Keep every line where the word "title" appears; drop the rest.
^^^^
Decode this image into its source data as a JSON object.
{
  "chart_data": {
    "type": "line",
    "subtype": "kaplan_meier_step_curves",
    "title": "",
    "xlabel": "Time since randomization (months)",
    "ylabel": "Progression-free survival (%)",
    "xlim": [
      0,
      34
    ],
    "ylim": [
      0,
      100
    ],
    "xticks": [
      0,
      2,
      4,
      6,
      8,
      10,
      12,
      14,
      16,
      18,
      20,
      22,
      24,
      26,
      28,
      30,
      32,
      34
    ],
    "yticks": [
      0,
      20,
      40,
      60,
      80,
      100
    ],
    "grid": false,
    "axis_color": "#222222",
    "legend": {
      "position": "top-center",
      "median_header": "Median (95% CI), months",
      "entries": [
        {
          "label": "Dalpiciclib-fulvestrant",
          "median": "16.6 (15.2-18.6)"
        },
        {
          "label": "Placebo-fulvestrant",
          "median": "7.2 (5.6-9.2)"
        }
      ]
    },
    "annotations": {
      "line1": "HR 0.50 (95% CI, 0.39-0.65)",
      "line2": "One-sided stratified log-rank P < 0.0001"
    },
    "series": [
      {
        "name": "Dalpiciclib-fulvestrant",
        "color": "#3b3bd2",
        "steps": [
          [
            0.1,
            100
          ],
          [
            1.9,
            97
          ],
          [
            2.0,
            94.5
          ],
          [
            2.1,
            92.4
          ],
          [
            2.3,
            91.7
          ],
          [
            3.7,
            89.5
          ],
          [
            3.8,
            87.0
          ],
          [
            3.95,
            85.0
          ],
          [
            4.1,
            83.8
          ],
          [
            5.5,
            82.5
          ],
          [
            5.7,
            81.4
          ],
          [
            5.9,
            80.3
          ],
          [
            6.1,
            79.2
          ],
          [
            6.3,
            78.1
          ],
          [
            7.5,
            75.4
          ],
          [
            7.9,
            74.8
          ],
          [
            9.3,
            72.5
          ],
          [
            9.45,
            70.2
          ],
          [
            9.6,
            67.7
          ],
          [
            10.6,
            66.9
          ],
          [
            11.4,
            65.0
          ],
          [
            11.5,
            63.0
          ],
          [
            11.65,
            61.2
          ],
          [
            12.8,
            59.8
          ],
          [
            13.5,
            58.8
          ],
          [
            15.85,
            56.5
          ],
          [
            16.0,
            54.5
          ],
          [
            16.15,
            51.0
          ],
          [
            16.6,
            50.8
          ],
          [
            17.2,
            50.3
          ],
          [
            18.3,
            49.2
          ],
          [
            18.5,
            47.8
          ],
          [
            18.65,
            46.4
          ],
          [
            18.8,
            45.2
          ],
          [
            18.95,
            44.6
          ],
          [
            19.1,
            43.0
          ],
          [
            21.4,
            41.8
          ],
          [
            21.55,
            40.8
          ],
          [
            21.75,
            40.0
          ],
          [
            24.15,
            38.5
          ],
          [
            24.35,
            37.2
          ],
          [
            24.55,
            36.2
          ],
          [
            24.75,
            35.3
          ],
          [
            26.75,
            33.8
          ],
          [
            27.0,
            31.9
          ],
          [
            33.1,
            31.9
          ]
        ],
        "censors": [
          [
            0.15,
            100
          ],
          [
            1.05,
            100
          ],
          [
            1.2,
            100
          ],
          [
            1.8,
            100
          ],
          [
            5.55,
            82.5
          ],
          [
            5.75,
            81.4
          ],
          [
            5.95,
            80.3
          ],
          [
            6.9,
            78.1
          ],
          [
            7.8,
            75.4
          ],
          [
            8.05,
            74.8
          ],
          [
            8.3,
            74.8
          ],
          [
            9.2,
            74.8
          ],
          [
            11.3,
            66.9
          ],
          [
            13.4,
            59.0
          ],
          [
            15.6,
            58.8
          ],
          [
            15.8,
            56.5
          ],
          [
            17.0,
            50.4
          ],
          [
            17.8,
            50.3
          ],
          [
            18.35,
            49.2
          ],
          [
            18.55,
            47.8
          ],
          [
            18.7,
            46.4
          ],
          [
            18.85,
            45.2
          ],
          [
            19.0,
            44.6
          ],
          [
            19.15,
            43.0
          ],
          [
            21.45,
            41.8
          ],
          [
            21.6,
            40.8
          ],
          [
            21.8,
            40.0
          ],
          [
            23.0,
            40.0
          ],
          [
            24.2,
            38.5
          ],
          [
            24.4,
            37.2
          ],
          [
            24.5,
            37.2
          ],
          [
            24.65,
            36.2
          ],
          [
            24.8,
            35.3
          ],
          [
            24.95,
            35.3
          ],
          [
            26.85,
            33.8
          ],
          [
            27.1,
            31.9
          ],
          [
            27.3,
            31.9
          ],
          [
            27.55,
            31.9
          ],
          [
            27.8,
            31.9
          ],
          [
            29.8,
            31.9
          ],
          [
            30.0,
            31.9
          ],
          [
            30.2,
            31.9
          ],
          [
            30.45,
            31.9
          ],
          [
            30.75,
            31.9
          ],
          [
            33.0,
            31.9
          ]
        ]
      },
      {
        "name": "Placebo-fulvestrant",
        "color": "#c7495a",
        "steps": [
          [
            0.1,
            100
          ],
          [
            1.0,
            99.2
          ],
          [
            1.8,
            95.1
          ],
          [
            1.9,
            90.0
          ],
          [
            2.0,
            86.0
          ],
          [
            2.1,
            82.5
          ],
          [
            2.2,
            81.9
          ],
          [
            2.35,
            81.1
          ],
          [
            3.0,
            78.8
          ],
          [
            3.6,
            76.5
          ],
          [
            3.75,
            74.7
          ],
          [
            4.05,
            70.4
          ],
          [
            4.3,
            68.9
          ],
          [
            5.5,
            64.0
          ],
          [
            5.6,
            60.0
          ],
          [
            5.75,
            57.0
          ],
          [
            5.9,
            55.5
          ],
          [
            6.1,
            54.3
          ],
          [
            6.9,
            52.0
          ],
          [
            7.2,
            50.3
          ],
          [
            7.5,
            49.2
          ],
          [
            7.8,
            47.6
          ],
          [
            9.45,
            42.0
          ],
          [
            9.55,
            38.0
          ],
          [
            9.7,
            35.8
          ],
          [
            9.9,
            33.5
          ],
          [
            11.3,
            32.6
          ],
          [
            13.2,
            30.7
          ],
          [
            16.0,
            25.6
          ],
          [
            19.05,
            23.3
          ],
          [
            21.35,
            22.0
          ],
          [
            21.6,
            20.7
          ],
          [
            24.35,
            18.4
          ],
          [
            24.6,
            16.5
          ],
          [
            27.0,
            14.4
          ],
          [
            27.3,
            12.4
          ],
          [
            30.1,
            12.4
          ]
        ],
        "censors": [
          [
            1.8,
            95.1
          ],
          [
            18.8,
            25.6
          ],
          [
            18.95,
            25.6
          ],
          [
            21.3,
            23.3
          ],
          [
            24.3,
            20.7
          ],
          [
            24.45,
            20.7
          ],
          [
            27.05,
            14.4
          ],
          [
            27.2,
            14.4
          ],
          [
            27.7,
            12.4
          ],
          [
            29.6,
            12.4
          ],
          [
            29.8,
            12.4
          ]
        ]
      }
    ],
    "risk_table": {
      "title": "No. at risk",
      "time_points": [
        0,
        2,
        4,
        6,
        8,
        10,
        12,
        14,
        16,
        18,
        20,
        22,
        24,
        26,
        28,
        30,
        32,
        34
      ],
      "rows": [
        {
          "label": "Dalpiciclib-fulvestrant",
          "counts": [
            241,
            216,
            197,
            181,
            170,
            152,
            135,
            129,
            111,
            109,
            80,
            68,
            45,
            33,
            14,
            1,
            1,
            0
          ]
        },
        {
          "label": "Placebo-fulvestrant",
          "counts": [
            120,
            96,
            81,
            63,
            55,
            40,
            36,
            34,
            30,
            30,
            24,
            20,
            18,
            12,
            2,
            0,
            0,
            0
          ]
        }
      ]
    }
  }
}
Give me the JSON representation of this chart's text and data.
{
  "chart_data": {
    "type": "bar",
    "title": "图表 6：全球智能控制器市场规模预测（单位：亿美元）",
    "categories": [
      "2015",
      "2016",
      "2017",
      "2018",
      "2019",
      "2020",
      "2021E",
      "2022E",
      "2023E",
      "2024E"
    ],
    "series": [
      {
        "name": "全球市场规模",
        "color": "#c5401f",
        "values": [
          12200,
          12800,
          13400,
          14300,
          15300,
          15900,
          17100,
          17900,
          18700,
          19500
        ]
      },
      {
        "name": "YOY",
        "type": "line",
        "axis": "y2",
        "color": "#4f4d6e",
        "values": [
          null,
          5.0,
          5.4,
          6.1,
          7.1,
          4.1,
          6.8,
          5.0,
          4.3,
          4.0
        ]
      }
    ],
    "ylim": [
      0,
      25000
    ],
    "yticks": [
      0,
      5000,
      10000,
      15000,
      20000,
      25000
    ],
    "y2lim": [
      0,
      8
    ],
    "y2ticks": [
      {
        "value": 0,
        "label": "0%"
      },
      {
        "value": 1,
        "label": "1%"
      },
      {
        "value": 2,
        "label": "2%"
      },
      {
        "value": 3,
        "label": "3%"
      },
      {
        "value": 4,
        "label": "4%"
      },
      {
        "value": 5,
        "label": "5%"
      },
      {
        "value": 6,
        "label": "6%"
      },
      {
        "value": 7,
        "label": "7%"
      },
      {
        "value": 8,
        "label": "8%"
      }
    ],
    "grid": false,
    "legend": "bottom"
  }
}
^^^^
Solution for this task:
    "title": "",
      "title": "No. at risk",
    "title": "图表 6：全球智能控制器市场规模预测（单位：亿美元）",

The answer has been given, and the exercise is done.